• WRITTEN INSTRUCTION:
In the listing below, locate the lines that hold "icon" and copy them.

• LISTED ENTRIES:
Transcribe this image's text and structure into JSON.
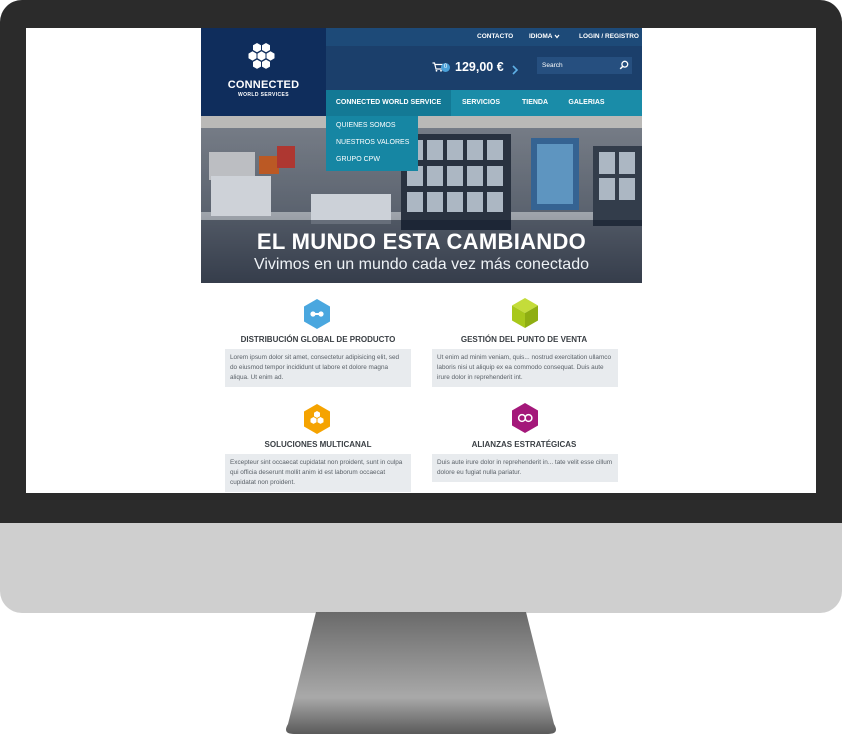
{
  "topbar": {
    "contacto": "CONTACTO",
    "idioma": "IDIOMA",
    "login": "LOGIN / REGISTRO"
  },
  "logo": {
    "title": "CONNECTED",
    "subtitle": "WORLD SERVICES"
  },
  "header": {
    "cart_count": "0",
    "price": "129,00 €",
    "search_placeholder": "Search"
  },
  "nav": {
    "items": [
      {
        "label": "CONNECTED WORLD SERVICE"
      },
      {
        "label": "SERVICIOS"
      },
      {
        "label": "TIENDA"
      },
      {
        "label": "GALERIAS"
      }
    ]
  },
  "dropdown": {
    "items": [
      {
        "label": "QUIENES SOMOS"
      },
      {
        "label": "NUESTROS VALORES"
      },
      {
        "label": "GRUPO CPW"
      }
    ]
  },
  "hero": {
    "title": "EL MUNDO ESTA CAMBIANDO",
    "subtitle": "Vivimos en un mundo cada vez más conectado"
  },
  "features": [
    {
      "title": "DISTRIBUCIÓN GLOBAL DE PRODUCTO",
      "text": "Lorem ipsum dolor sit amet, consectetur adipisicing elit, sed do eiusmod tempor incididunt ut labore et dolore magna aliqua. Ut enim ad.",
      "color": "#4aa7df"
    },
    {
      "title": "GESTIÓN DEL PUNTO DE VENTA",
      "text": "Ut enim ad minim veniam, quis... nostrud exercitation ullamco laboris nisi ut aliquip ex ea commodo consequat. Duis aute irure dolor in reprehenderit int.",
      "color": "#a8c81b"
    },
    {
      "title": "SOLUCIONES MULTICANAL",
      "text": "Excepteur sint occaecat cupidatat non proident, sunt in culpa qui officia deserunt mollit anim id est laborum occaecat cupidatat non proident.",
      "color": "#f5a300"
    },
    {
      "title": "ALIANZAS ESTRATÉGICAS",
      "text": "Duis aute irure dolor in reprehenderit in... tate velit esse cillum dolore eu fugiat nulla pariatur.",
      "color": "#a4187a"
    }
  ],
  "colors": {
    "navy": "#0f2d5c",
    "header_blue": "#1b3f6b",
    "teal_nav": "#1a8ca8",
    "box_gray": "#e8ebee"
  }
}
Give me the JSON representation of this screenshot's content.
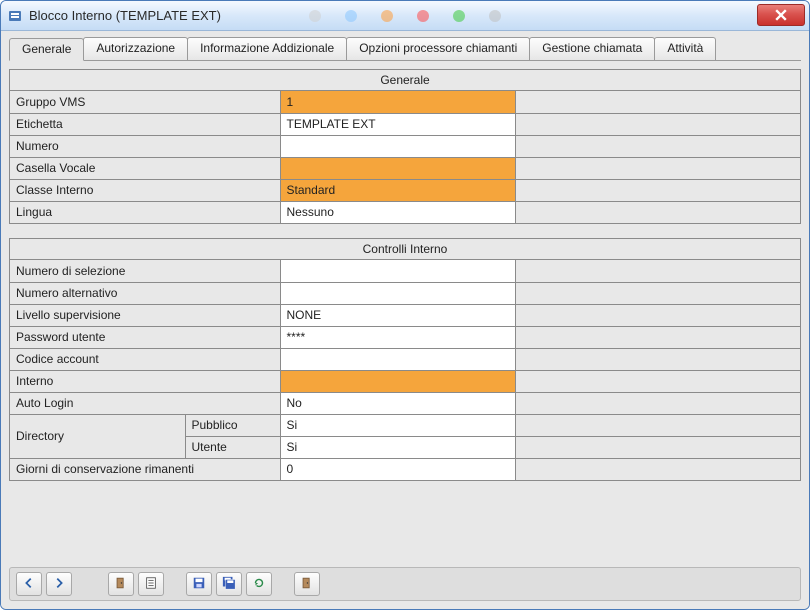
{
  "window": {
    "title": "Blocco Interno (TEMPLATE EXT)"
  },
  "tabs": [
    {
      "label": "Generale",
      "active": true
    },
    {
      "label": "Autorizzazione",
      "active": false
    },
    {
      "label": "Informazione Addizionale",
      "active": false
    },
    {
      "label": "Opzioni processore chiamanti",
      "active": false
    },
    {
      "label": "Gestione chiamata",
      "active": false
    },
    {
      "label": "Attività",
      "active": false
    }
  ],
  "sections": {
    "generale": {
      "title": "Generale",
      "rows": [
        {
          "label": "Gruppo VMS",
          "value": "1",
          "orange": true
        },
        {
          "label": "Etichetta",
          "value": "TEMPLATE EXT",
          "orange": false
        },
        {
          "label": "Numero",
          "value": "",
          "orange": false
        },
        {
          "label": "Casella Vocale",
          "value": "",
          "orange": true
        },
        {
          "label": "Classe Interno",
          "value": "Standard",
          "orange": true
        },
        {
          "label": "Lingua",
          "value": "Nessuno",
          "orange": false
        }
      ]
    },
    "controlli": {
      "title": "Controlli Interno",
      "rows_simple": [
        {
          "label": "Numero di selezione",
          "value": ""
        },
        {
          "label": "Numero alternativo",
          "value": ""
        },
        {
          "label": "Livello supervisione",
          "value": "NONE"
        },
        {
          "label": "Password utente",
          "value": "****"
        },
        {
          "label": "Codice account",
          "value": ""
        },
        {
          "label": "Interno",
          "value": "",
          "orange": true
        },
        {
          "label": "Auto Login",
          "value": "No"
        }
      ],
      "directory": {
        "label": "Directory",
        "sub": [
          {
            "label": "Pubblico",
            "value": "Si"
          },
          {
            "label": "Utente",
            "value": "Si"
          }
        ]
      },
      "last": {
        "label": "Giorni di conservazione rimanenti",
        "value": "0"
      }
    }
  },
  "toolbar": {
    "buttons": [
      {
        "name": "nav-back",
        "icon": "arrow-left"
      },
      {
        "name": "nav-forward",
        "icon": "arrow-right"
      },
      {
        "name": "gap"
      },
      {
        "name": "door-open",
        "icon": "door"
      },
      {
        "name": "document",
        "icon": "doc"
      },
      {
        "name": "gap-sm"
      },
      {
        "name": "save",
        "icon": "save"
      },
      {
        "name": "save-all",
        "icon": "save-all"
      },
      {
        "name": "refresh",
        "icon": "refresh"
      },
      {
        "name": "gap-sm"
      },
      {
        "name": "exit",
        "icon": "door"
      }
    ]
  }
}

• CORRECT ANSWER:
        "icon": "arrow-left"
        "icon": "arrow-right"
        "icon": "door"
        "icon": "doc"
        "icon": "save"
        "icon": "save-all"
        "icon": "refresh"
        "icon": "door"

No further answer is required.